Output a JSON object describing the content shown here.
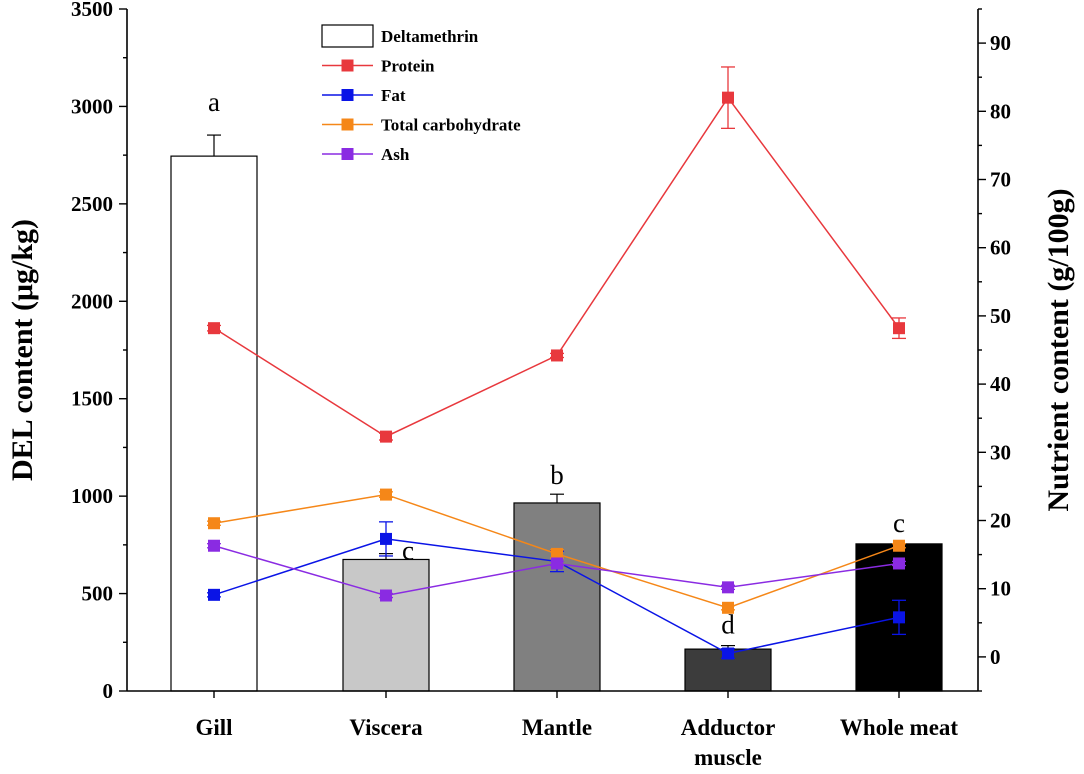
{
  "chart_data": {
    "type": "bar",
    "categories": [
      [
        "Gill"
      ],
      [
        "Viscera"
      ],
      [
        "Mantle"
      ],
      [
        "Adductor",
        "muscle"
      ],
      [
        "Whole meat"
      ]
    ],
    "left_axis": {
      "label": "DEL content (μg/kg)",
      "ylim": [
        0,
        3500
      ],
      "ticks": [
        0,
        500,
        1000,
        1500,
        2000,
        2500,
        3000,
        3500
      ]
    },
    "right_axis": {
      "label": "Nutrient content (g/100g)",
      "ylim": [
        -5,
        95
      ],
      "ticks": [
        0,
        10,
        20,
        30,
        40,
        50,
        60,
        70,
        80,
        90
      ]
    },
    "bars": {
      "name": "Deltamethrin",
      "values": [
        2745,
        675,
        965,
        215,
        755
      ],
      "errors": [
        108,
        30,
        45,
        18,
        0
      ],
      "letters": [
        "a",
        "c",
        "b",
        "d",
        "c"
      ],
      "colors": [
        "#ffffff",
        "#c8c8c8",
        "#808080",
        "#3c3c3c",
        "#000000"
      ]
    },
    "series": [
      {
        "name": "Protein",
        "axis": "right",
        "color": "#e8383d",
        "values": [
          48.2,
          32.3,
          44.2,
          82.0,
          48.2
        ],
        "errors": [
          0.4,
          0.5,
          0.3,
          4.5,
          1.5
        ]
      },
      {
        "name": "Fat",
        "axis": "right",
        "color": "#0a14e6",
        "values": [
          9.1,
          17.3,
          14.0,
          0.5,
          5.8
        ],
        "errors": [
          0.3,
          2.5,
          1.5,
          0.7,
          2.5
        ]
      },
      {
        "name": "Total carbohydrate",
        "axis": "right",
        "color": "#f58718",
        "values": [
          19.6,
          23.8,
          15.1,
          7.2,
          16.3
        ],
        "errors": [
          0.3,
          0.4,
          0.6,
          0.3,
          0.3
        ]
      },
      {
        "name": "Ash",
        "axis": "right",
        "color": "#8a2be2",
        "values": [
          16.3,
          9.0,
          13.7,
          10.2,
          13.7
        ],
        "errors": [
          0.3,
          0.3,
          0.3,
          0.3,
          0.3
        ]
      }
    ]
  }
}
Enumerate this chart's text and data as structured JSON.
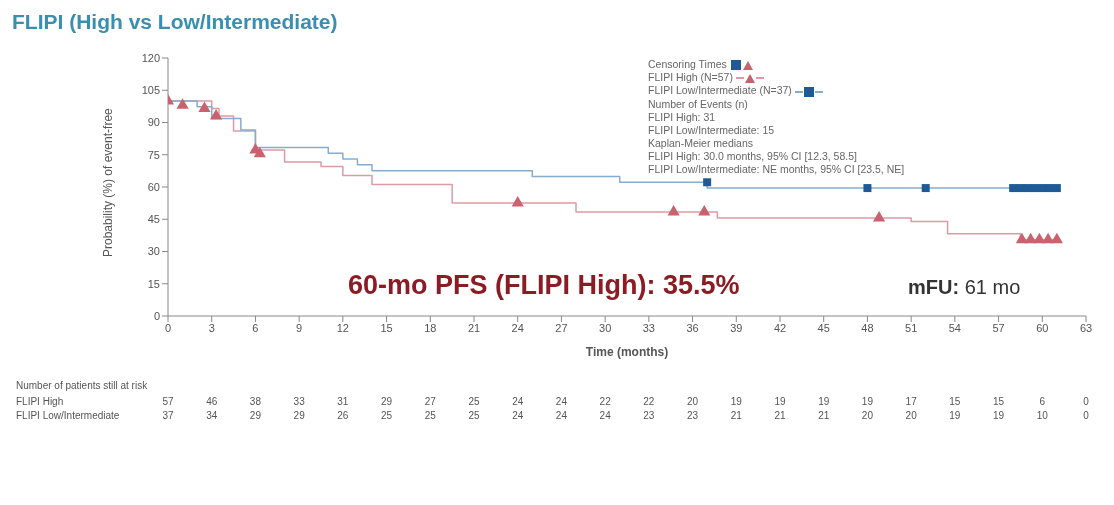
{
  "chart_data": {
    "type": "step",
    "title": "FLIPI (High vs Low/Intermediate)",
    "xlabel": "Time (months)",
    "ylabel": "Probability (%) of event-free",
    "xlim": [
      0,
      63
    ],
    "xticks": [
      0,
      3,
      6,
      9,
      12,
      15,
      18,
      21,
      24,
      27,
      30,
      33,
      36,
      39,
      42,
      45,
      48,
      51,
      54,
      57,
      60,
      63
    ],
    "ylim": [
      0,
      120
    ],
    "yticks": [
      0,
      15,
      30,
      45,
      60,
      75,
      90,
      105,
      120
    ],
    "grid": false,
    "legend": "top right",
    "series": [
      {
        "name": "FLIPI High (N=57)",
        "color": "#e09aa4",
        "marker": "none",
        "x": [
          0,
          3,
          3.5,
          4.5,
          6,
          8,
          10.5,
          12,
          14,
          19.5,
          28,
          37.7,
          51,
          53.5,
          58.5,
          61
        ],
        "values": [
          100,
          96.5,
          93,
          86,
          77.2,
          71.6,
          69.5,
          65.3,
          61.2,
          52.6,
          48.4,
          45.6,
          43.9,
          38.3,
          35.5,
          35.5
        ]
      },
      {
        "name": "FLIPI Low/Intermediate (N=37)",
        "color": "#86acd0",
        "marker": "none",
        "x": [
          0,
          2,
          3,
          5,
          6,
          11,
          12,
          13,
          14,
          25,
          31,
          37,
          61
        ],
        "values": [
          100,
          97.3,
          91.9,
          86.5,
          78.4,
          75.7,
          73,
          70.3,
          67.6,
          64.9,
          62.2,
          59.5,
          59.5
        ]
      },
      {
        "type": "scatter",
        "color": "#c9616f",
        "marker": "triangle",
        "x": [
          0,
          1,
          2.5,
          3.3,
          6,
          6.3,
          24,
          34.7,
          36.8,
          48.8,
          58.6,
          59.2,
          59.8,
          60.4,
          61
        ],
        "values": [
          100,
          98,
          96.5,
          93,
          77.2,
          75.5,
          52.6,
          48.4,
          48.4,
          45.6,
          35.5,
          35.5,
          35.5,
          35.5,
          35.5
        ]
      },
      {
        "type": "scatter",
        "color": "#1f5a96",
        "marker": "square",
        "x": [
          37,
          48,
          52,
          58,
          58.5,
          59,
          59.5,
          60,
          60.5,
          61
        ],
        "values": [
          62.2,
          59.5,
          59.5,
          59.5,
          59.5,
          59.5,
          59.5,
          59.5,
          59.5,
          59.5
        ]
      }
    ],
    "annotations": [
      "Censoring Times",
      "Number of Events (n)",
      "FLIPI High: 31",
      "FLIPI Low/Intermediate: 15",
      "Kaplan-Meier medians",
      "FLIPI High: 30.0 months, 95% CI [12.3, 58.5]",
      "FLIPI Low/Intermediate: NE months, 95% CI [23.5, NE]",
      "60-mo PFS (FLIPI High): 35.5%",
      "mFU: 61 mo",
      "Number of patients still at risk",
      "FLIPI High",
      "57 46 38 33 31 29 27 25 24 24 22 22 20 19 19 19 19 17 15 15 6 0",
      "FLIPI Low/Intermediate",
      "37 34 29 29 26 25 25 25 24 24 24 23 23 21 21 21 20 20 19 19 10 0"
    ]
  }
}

* * *

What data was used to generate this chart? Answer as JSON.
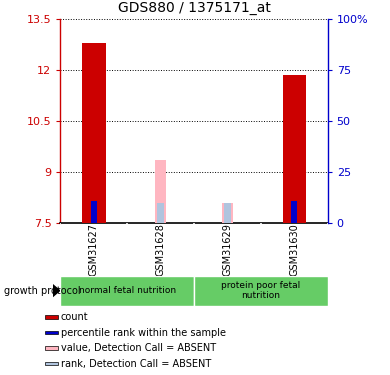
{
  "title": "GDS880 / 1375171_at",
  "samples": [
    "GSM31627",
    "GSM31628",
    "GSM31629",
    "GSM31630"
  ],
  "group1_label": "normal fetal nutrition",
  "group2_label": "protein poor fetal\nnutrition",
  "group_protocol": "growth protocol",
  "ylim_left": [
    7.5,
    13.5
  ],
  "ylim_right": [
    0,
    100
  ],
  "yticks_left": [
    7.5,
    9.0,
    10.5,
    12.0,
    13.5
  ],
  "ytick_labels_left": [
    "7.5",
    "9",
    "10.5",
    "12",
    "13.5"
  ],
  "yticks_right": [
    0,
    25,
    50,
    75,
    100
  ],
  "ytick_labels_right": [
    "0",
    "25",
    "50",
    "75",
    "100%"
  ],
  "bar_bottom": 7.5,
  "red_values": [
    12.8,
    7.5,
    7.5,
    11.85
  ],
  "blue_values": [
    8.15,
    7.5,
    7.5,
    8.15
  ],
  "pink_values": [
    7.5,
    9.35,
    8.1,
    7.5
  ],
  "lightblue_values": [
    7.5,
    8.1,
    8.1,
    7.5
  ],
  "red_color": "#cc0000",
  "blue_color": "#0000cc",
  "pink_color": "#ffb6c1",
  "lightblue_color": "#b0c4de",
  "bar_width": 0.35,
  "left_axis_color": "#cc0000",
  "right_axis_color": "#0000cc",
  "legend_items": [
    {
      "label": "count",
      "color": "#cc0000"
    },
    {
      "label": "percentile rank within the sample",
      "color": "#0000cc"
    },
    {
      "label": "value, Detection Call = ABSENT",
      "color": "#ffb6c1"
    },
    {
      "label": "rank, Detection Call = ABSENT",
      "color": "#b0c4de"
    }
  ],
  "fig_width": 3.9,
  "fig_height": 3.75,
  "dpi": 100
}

About this task — All lines holding the word "marker" must be found in the listing and copied.

Response —
        "marker": "none",
        "marker": "none",
        "marker": "triangle",
        "marker": "square",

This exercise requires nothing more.